▶ GOAL: Which lines contain the string "this"? Please list every one of them.

---------- DATA TO PROCESS

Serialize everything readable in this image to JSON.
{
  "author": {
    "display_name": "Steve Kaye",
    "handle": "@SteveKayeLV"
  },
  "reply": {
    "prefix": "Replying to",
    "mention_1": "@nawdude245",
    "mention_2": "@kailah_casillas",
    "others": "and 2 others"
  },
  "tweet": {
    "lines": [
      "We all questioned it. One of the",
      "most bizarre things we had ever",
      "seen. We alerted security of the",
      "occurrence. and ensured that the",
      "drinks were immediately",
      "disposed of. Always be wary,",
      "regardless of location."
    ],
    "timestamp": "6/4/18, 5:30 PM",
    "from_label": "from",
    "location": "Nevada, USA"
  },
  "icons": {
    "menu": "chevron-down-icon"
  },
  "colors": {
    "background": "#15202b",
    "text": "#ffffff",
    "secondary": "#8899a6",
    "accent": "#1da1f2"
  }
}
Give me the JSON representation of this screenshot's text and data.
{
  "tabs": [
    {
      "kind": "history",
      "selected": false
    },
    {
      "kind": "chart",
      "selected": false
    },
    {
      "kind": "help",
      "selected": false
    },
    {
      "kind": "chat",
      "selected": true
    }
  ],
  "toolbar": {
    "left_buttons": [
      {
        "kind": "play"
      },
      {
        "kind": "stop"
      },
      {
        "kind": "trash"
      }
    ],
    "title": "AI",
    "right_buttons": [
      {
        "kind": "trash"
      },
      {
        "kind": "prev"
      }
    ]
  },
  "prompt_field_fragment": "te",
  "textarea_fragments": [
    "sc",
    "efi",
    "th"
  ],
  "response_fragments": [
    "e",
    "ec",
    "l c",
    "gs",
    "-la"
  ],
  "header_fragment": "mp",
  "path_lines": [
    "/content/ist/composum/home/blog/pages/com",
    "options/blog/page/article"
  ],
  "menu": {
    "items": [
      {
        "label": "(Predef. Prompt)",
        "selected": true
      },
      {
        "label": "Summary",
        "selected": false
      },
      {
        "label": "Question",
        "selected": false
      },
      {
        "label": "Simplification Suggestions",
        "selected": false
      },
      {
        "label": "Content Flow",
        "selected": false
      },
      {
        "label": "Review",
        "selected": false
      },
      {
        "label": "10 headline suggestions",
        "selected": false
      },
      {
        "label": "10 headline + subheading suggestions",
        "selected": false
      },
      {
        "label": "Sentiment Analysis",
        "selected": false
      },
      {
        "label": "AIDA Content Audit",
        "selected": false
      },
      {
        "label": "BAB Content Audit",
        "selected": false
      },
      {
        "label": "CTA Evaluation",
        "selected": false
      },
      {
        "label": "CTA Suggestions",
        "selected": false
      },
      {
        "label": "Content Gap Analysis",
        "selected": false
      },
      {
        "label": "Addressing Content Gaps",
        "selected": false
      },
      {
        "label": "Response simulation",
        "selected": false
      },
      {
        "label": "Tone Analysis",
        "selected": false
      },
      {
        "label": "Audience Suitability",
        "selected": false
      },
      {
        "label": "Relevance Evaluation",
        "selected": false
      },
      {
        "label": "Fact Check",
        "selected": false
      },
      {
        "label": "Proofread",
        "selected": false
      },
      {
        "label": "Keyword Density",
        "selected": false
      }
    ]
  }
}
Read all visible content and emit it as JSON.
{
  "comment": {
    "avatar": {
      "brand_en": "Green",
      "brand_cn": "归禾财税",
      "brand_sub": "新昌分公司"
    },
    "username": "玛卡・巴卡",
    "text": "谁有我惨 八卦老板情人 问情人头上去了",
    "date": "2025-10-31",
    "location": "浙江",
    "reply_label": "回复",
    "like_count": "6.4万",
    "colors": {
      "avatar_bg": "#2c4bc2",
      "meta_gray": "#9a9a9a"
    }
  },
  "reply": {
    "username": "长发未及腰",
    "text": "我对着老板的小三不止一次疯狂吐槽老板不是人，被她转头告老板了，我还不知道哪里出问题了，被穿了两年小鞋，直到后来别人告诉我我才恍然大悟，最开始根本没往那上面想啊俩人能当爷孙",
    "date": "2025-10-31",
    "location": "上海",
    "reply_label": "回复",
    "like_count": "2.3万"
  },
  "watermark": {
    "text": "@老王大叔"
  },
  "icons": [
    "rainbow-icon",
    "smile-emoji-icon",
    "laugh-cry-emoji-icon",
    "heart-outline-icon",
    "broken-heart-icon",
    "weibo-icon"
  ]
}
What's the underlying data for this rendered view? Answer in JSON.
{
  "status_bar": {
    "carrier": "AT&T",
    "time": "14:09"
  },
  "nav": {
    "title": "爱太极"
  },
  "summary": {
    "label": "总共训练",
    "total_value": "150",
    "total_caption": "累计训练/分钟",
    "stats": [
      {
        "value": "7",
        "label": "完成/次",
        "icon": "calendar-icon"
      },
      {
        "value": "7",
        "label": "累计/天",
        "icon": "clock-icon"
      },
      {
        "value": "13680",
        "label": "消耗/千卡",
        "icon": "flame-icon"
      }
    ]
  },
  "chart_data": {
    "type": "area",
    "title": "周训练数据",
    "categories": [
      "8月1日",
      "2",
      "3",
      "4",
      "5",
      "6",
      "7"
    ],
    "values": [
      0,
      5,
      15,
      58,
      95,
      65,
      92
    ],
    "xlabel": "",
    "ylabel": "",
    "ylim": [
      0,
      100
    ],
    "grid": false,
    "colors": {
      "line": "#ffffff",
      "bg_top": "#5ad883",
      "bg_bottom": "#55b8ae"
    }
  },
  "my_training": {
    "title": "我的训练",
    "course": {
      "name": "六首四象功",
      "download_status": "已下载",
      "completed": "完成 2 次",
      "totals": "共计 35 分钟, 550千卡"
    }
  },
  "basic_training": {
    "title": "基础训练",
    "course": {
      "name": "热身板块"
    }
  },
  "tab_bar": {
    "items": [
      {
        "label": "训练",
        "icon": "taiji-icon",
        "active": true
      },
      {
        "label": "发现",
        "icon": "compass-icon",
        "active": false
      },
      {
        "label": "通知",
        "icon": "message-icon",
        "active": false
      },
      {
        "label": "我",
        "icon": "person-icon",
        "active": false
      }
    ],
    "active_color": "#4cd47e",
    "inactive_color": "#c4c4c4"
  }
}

--------------------

▶ CORRECT RESPONSE:
Serialize everything readable in this image to JSON.
Give me the JSON representation of this screenshot's text and data.
What's the underlying data for this rendered view? Answer in JSON.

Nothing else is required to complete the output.